**Records provided**.
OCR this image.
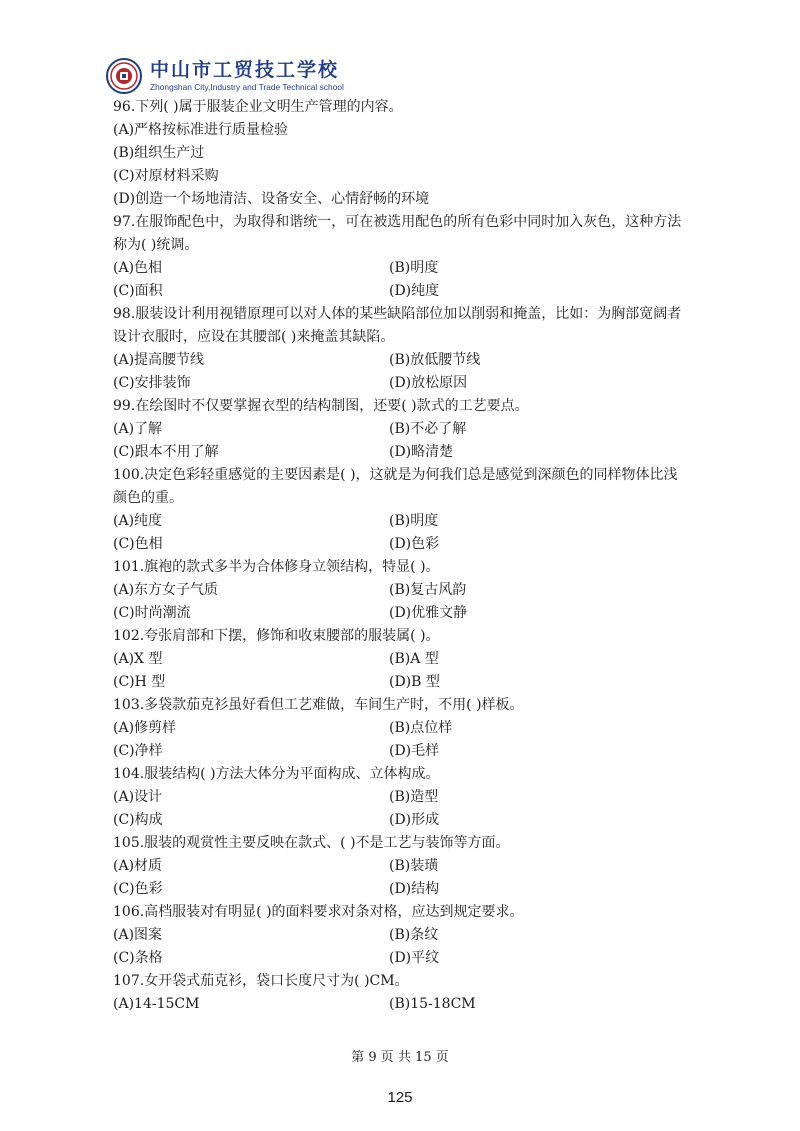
中山市工贸技工学校
Zhongshan City,Industry and Trade Technical school
96.下列( )属于服装企业文明生产管理的内容。
(A)严格按标准进行质量检验
(B)组织生产过
(C)对原材料采购
(D)创造一个场地清洁、设备安全、心情舒畅的环境
97.在服饰配色中，为取得和谐统一，可在被选用配色的所有色彩中同时加入灰色，这种方法
称为( )统调。
(A)色相	(B)明度
(C)面积	(D)纯度
98.服装设计利用视错原理可以对人体的某些缺陷部位加以削弱和掩盖，比如：为胸部宽阔者
设计衣服时，应设在其腰部( )来掩盖其缺陷。
(A)提高腰节线	(B)放低腰节线
(C)安排装饰	(D)放松原因
99.在绘图时不仅要掌握衣型的结构制图，还要( )款式的工艺要点。
(A)了解	(B)不必了解
(C)跟本不用了解	(D)略清楚
100.决定色彩轻重感觉的主要因素是( )，这就是为何我们总是感觉到深颜色的同样物体比浅
颜色的重。
(A)纯度	(B)明度
(C)色相	(D)色彩
101.旗袍的款式多半为合体修身立领结构，特显( )。
(A)东方女子气质	(B)复古风韵
(C)时尚潮流	(D)优雅文静
102.夸张肩部和下摆，修饰和收束腰部的服装属( )。
(A)X 型	(B)A 型
(C)H 型	(D)B 型
103.多袋款茄克衫虽好看但工艺难做，车间生产时，不用( )样板。
(A)修剪样	(B)点位样
(C)净样	(D)毛样
104.服装结构( )方法大体分为平面构成、立体构成。
(A)设计	(B)造型
(C)构成	(D)形成
105.服装的观赏性主要反映在款式、( )不是工艺与装饰等方面。
(A)材质	(B)装璜
(C)色彩	(D)结构
106.高档服装对有明显( )的面料要求对条对格，应达到规定要求。
(A)图案	(B)条纹
(C)条格	(D)平纹
107.女开袋式茄克衫，袋口长度尺寸为( )CM。
(A)14-15CM	(B)15-18CM
第 9 页 共 15 页
125
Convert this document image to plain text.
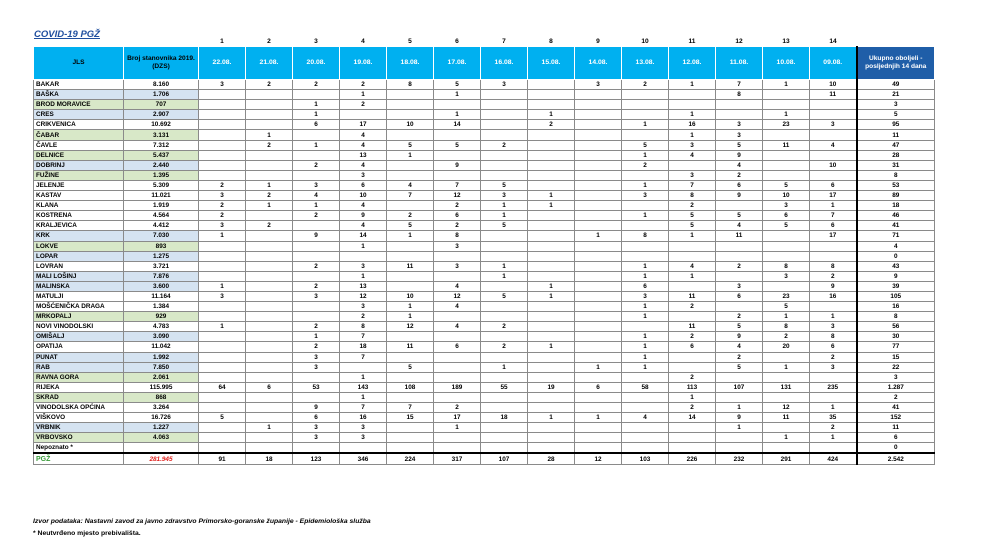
COVID-19 PGŽ
		1	2	3	4	5	6	7	8	9	10	11	12	13	14	
JLS	Broj stanovnika 2019. (DZS)	22.08.	21.08.	20.08.	19.08.	18.08.	17.08.	16.08.	15.08.	14.08.	13.08.	12.08.	11.08.	10.08.	09.08.	Ukupno oboljeli - posljednjih 14 dana
BAKAR	8.160	3	2	2	2	8	5	3		3	2	1	7	1	10	49
BAŠKA	1.706				1		1						8		11	21
BROD MORAVICE	707			1	2											3
CRES	2.907			1			1		1			1		1		5
CRIKVENICA	10.692			6	17	10	14		2		1	16	3	23	3	95
ČABAR	3.131		1		4							1	3			11
ČAVLE	7.312		2	1	4	5	5	2			5	3	5	11	4	47
DELNICE	5.437				13	1					1	4	9			28
DOBRINJ	2.440			2	4		9				2		4		10	31
FUŽINE	1.395				3							3	2			8
JELENJE	5.309	2	1	3	6	4	7	5			1	7	6	5	6	53
KASTAV	11.021	3	2	4	10	7	12	3	1		3	8	9	10	17	89
KLANA	1.919	2	1	1	4		2	1	1			2		3	1	18
KOSTRENA	4.564	2		2	9	2	6	1			1	5	5	6	7	46
KRALJEVICA	4.412	3	2		4	5	2	5				5	4	5	6	41
KRK	7.030	1		9	14	1	8			1	8	1	11		17	71
LOKVE	893				1		3									4
LOPAR	1.275															0
LOVRAN	3.721			2	3	11	3	1			1	4	2	8	8	43
MALI LOŠINJ	7.876				1			1			1	1		3	2	9
MALINSKA	3.600	1		2	13		4		1		6		3		9	39
MATULJI	11.164	3		3	12	10	12	5	1		3	11	6	23	16	105
MOŠĆENIČKA DRAGA	1.384				3	1	4				1	2		5		16
MRKOPALJ	929				2	1					1		2	1	1	8
NOVI VINODOLSKI	4.783	1		2	8	12	4	2				11	5	8	3	56
OMIŠALJ	3.090			1	7						1	2	9	2	8	30
OPATIJA	11.042			2	18	11	6	2	1		1	6	4	20	6	77
PUNAT	1.992			3	7						1		2		2	15
RAB	7.850			3		5		1		1	1		5	1	3	22
RAVNA GORA	2.061				1							2				3
RIJEKA	115.995	64	6	53	143	108	189	55	19	6	58	113	107	131	235	1.287
SKRAD	868				1							1				2
VINODOLSKA OPĆINA	3.264			9	7	7	2					2	1	12	1	41
VIŠKOVO	16.726	5		6	16	15	17	18	1	1	4	14	9	11	35	152
VRBNIK	1.227		1	3	3		1						1		2	11
VRBOVSKO	4.063			3	3									1	1	6
Nepoznato *																0
PGŽ	281.945	91	18	123	346	224	317	107	28	12	103	226	232	291	424	2.542
Izvor podataka: Nastavni zavod za javno zdravstvo Primorsko-goranske županije - Epidemiološka služba
* Neutvrđeno mjesto prebivališta.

**What to do**.
Extract, from the material above, each line holding the word "this".

**The output**.
OCR this image.
Convert this document image to plain text.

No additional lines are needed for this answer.